▸ **Written instruction A**
In the fax and VoIP text, explain why the engineer expects the new profile to improve the fax success rate.

--

Our internal fax completion rate is 90-95%, while the VoIP industry standard is only 80%. That said, with a 90% completion rate 1 out of 10 pages could not come through. We have done many things internally to ensure fax completion; I have copy/pasted one of our engineer’s comments:
We built out a new profile to force T.38 negotiation between our SBC and customers under most circumstances. While the fax call may still go over a carrier that does not support T.38, our SBC will transcode the T.38 into G.711u, and the fax should still complete. Typically, fax failures over G.711u are caused by low-quality DSPs in end-user ATAs or by the fax machine itself if it is an IP-enabled fax. Our DSPs do a much better job of converting T.38 to G.711u and converting G.711u to T.38. This should vastly improve fax success rate since it takes the job away from the lower quality end-user DSPs.
And in regards to another concern we received:
Also, it is worth noting that we have a special profile that can be set up on his connection that forces T.38 on all fax calls. This improves performance considerably as it should not ever try faxing over G.711, regardless of what our upstream providers support.
Also, I always recommend keeping maybe one or two analog fax lines (depending on the size of the business) in an office to be used as a backup line/in case of failure, the alarm line, etc…with that, you will still see cost savings.”
Randy here again, get that, average reliability 80% their success rate 90-95%. So they recommend you keep 1 or 2 backup faxes. By the way B1 lines pretty much cost $20-25/ month each. Add $25 to the monthly bill. All that said, my prospective customer needs 6 fax numbers. Oh and his T1, if there 6 calls in progress at 88K that’s 528K of the 1540K is being used up to talk.
So with VoIP when you add all this up $471 + at least 2 faxes at $25/m you are at $521/m plus taxes for 8 calls of VoIP. You can get a dynamic T1/PRI for under $700 plus tax, you don’t need a special router, it is more reliable it can make 23 calls. On VoIP if the calls are not going through, it could be the phone equipment, the VoIP provider, the router, the T1 provider, everyone pointing fingers at one another. If you have a PRI, it is either the phone system or the PRI provider, much simpler, works every time.
The VoIP solution is cheaper, the question is, is it worth it? By the way, after all that, my prospective customer said his prospective new renters said no. So, no go, whew, that was a mouth full!

--

▸ **Written instruction B**
Swap "entry-dash" for "separator-dash" in the rows from their start through the line containing "- entry-authors: V. Neergaard: [321, 1064, 417, 1082]", inclusive, and write those lines out again with nothing else changed.

(Element and region listings)

--

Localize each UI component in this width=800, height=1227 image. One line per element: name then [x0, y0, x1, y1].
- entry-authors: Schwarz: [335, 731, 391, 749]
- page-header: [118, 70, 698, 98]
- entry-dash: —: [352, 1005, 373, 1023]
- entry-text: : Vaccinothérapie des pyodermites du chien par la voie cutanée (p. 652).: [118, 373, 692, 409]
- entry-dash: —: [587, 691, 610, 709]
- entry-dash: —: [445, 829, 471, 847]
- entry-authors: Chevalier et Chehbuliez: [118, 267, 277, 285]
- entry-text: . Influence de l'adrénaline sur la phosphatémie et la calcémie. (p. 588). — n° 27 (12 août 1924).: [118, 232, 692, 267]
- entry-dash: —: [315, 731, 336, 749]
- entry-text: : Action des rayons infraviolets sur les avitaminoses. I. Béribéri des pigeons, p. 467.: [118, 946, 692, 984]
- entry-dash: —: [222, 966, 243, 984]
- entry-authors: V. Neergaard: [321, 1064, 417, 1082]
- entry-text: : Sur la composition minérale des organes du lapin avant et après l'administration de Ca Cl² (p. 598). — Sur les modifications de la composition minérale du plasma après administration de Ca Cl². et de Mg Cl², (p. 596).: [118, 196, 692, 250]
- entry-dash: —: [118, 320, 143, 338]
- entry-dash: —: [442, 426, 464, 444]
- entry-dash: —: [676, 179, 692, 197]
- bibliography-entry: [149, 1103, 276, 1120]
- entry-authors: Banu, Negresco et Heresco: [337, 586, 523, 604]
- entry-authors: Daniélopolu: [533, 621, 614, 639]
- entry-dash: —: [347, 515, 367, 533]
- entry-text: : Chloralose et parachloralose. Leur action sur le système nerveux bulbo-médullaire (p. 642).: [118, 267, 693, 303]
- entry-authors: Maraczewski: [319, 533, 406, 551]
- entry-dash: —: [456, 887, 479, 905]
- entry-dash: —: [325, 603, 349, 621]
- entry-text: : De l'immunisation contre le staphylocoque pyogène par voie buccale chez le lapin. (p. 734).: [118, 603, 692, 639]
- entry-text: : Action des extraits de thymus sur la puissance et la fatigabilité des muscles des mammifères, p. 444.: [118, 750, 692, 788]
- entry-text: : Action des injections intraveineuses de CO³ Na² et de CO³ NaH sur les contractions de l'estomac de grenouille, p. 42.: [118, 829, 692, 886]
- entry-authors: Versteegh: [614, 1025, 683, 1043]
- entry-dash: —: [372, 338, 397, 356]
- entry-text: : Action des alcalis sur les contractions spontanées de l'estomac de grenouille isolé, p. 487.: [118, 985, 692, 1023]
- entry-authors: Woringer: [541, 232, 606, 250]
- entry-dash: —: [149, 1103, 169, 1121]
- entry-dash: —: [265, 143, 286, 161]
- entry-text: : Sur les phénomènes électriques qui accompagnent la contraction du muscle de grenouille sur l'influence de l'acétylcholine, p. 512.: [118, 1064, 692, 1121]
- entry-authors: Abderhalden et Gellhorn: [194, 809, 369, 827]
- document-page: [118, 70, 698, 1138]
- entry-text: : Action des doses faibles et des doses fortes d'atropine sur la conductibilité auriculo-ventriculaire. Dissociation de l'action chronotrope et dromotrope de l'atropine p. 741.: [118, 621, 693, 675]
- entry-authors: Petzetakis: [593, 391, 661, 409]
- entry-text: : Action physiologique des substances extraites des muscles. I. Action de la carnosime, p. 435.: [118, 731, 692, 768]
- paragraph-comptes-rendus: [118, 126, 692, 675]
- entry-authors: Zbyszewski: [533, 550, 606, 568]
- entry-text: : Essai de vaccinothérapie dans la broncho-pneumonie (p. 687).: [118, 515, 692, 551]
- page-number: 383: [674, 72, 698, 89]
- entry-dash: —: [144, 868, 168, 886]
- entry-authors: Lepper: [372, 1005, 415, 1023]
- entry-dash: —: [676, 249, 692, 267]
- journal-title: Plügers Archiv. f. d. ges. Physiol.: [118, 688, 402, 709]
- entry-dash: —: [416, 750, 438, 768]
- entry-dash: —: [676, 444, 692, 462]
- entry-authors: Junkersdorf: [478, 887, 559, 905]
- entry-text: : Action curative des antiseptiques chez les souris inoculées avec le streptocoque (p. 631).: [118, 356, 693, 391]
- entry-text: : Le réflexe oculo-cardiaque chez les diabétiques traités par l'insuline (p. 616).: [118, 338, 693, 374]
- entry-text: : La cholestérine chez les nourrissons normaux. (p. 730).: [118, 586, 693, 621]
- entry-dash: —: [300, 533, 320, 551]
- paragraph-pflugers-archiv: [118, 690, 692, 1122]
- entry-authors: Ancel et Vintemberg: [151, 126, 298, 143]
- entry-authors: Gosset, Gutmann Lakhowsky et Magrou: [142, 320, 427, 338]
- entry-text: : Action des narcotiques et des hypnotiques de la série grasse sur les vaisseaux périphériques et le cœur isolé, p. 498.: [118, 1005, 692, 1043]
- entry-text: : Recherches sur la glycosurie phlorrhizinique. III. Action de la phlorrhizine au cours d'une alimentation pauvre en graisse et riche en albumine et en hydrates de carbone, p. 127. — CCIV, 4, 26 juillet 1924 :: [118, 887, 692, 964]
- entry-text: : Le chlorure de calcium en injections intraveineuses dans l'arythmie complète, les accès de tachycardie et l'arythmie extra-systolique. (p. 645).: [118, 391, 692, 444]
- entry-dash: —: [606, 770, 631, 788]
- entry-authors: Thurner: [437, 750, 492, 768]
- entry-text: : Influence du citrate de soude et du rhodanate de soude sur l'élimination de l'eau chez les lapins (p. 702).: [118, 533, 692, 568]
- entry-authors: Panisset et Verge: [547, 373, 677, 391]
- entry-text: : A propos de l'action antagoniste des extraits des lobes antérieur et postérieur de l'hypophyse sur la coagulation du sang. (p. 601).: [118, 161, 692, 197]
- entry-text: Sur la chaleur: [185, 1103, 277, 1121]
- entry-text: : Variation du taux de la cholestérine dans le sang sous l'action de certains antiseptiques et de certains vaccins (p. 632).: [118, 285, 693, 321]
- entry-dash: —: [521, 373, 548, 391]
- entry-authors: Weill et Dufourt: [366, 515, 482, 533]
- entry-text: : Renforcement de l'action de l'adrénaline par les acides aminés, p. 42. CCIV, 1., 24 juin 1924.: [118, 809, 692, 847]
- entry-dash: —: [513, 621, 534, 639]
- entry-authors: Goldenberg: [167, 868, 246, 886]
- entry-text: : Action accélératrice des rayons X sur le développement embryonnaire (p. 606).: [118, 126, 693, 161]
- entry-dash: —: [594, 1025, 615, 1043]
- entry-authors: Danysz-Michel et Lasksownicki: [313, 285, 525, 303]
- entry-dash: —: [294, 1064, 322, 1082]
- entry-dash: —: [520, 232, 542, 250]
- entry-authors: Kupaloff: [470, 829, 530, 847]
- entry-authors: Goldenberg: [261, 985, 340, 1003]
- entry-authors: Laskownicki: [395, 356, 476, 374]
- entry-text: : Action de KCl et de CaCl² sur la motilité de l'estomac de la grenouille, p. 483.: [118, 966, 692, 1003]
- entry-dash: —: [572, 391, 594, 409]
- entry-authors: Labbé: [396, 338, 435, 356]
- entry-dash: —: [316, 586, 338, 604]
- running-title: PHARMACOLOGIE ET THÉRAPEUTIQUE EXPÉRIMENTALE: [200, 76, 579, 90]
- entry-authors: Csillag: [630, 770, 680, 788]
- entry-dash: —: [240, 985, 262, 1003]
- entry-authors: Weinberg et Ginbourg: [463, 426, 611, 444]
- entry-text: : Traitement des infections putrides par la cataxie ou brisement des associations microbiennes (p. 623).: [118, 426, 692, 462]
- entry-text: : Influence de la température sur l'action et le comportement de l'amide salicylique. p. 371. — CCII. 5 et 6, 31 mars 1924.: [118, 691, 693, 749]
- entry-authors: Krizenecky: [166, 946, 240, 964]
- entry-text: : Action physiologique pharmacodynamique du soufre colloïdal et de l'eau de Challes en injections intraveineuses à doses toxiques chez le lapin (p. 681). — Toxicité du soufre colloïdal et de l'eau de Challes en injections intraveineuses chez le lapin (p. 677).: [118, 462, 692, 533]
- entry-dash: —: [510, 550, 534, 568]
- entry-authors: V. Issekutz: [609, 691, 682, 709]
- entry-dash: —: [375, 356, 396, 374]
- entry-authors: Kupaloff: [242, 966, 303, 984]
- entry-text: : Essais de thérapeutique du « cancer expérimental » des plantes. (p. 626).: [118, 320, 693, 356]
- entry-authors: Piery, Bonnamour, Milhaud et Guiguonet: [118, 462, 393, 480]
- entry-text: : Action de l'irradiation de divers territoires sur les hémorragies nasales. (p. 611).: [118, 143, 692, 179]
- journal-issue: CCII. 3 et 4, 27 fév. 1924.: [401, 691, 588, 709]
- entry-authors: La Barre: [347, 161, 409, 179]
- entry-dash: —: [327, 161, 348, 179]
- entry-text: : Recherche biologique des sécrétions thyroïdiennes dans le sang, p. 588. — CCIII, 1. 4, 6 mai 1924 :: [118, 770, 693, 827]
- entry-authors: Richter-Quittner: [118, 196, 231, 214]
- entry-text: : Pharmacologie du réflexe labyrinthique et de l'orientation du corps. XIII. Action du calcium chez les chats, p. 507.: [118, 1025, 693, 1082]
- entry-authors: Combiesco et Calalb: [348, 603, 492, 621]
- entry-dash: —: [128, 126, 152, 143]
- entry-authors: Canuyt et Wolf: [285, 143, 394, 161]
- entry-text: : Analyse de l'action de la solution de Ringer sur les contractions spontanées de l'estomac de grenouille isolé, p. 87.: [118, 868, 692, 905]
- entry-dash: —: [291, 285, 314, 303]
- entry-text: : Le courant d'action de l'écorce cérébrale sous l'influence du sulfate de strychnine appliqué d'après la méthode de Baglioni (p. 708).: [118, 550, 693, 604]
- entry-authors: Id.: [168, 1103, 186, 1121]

--

▸ **Exercise output A**
The profile forces T.38 negotiation between the provider's SBC and customers. The provider's DSPs convert between T.38 and G.711u much better than the low-quality DSPs in end-user ATAs, which typically cause fax failures over G.711u. Taking the conversion job away from those end-user DSPs should greatly improve the success rate.

▸ **Exercise output B**
Localize each UI component in this width=800, height=1227 image. One line per element: name then [x0, y0, x1, y1].
- entry-authors: Schwarz: [335, 731, 391, 749]
- page-header: [118, 70, 698, 98]
- separator-dash: —: [352, 1005, 373, 1023]
- entry-text: : Vaccinothérapie des pyodermites du chien par la voie cutanée (p. 652).: [118, 373, 692, 409]
- separator-dash: —: [587, 691, 610, 709]
- separator-dash: —: [445, 829, 471, 847]
- entry-authors: Chevalier et Chehbuliez: [118, 267, 277, 285]
- entry-text: . Influence de l'adrénaline sur la phosphatémie et la calcémie. (p. 588). — n° 27 (12 août 1924).: [118, 232, 692, 267]
- separator-dash: —: [315, 731, 336, 749]
- entry-text: : Action des rayons infraviolets sur les avitaminoses. I. Béribéri des pigeons, p. 467.: [118, 946, 692, 984]
- separator-dash: —: [222, 966, 243, 984]
- entry-authors: V. Neergaard: [321, 1064, 417, 1082]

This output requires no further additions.